> Document section:
-- Begin --

But when the subject is intellectual freedom, what are the boundaries? When does one’s ability to argue, to question or to demonstrate cross a line into harassment or intimidation? And what ideas or values are simply beyond the pale, too extreme to tolerate even on a college campus dedicated to academic freedom? When do noxious notions become the equivalent of shouting fire?

Since the atrocities of October 7th in Israel, we have heard much shouting, particularly by pro-Palestinian groups at campuses nationwide. We have also seen efforts to suppress or to contain such outpourings, in part because administrators fear violating Title VI of the Civil Rights Act of 1964, which requires schools to provide all students an environment free from discrimination based on race, color, national origin or shared ancestry.

The noise has grown since the federal Department of Education on Nov. 7 issued a letter reminding schools of their obligations under the law. The DOE has also launched a bevy of investigations, including into a slew of K-12 districts around the country and at least 44 universities and colleges for alleged violations of that law. The allegations include incidents of antisemitism and Islamophobia, often as a result of demonstrations that make Jews or Arabs feel threatened.

Source: Harvard Gazette

Indeed, at Harvard dueling investigations have been spurred by students or alumni who feel aggrieved. The DOE on Feb. 6 announced an investigation into whether the university failed to protect Palestinian, Arab and Muslim students and their supporters from harassment, threats and intimidation. This came on the heels of probe announced in November alleging that the school failed to respond to antisemitism on campus.

The Muslim Legal Fund of America filed the complaint that generated the early February inquest on behalf of more than a dozen anonymous students. A lawyer for the group told The Harvard Crimson that the students complained of “negative treatment by both the administration and Harvard officials as well as fellow students on campus.” The most common complaint was that students were verbally abused for wearing a keffiyeh, a scarf that has become a symbol of advocacy for Palestinians.

“When they simply walk around campus wearing the keffiyeh, they have been verbally attacked, they have had things thrown at them,” the lawyer said. “They have had students and others accuse them of being terrorists for what they’re wearing.”

On the flip side, the department’s investigation begun in the fall followed a complaint by several alumni that Harvard failed to protect students from antisemitism. And separately, a group of students at the school sued on Jan. 30 in federal court, alleging that Harvard “has become a bastion of rampant anti-Jewish hatred and harassment.”

-- End --

Rows from a dataset:
-- Begin --

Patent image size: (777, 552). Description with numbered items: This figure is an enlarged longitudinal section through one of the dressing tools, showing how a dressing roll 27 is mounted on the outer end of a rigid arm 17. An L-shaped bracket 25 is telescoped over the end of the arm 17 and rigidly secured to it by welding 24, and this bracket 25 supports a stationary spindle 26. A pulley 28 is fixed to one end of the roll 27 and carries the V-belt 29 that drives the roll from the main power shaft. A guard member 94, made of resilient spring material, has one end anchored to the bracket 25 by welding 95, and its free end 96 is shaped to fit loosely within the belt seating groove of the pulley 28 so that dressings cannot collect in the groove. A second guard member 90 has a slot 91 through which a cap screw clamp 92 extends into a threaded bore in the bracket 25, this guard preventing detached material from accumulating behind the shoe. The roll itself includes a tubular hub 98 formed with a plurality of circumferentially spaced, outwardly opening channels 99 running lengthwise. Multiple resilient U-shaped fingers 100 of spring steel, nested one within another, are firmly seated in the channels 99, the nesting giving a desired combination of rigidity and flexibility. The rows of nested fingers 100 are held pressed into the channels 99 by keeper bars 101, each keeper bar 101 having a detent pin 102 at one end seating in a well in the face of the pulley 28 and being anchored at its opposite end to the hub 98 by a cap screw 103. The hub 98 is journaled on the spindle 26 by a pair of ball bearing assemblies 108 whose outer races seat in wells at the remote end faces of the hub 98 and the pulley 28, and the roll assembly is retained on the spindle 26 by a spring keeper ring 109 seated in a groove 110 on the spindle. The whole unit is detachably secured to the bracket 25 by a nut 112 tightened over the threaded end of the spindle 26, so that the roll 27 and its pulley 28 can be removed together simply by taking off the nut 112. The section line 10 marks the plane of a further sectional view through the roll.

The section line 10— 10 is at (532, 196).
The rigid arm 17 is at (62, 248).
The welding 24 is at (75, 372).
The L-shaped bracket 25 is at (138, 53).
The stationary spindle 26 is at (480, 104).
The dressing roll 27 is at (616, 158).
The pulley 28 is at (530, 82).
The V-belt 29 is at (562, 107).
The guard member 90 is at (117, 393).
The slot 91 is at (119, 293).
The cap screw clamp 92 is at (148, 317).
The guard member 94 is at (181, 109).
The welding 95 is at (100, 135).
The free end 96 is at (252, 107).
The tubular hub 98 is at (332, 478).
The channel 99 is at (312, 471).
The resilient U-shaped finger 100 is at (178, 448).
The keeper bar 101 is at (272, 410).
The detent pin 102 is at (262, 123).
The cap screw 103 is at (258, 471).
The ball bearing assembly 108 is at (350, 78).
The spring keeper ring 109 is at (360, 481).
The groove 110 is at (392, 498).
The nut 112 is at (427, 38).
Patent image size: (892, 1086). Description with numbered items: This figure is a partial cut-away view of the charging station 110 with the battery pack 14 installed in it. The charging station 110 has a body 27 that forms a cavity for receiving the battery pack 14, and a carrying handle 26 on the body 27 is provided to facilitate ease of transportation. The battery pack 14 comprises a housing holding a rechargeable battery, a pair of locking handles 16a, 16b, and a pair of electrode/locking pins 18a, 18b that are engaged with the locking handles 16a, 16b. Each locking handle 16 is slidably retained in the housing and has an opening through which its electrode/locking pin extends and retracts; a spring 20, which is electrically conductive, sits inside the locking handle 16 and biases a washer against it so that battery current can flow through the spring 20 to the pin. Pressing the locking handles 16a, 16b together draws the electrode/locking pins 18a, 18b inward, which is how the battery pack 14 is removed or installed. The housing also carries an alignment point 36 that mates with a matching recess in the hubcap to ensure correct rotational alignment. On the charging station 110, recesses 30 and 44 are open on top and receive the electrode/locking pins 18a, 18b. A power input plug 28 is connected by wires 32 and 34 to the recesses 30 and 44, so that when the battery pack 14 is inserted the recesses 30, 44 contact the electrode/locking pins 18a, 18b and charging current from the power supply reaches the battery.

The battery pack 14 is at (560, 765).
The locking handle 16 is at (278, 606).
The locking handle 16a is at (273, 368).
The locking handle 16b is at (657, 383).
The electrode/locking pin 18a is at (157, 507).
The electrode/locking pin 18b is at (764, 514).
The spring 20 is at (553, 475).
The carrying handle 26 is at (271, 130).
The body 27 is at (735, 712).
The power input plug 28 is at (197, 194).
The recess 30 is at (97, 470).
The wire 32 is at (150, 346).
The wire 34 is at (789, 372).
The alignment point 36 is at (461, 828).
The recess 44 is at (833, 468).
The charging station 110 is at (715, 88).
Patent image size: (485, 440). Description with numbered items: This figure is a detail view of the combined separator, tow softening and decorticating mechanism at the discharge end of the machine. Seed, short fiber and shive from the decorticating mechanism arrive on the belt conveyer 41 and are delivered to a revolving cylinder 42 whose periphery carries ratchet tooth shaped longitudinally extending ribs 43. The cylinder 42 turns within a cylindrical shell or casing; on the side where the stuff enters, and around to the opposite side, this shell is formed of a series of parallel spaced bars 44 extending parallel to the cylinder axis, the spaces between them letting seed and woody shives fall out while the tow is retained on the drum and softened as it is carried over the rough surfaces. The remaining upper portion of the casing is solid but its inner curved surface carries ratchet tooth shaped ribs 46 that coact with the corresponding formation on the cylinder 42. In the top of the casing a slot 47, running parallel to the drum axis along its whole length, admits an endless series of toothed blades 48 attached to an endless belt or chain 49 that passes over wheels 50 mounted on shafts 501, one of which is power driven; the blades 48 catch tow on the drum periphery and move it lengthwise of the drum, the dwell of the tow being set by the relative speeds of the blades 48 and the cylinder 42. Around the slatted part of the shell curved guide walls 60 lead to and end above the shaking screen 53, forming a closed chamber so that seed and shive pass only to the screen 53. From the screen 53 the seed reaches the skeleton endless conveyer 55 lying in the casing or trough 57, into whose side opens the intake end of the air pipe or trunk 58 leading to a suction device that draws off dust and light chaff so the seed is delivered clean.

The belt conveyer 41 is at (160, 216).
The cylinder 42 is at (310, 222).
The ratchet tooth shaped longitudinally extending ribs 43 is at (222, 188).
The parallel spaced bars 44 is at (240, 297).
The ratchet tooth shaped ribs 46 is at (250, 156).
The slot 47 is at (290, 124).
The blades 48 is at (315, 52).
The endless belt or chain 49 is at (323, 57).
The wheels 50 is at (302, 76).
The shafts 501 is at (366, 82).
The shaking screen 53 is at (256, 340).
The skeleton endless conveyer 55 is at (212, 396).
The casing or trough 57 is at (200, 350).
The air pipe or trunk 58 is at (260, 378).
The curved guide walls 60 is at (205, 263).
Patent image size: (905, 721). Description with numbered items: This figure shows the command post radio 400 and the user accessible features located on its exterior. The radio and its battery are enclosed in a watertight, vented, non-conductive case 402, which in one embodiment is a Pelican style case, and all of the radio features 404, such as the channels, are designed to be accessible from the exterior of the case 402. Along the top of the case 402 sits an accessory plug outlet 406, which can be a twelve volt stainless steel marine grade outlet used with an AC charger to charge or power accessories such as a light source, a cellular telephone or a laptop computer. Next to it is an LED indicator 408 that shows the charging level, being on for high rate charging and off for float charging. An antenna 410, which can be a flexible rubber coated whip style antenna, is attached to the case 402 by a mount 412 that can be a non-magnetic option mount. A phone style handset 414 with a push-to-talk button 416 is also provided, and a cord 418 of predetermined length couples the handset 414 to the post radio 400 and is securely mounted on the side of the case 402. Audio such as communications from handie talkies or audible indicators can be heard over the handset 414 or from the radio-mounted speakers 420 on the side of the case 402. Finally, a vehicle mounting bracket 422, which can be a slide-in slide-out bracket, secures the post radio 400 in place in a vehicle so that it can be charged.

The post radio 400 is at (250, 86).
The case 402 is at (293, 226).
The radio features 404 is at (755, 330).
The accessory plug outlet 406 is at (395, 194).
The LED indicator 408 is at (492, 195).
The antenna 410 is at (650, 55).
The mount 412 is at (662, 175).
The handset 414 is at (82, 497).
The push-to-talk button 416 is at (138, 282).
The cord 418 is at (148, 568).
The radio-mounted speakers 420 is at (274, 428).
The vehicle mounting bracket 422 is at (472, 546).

-- End --

Carry on the article about free speech and federal civil rights investigations on college campuses, starting after its final sentence.

As the lawsuit describes it, Harvard seems like a hellish place.

“Mobs of pro-Hamas students and faculty have marched by the hundreds through Harvard’s campus, shouting vile antisemitic slogans and calling for death to Jews and Israel,” the suit says. “Those mobs have occupied buildings, classrooms, libraries, student lounges, plazas, and study halls, often for days or weeks at a time, promoting violence against Jews and harassing and assaulting them on campus. Jewish students have been attacked on social media, and Harvard faculty members have promulgated antisemitism in their courses and dismissed and intimidated students who object.”

While the lawsuit maintains that Harvard refused to “lift a finger to stop and deter this outrageous antisemitic conduct and penalize the students and faculty who perpetrate it,” in fact Harvard has created two presidential task forces to combat Islamophobia and antisemitism on campus. In a wrinkle curious because of its academic freedom overtones, one task force is co-chaired by Derek J. Penslar, who heads the school’s Center for Jewish Studies and who became a lightning rod for critics who damn him as too critical of Israel. Ironically, Penslar’s book “Zionism: An Emotional State,” was named a finalist for the 2023 National Jewish Book Award by the Jewish Book Council, and he was widely defended by scholars and rabbis.

Setting up task forces to develop policies to curb Islamophobia and antisemitism has become a common first step at several campuses. But some schools have also taken aggressive action — action that troubles free-speech advocates.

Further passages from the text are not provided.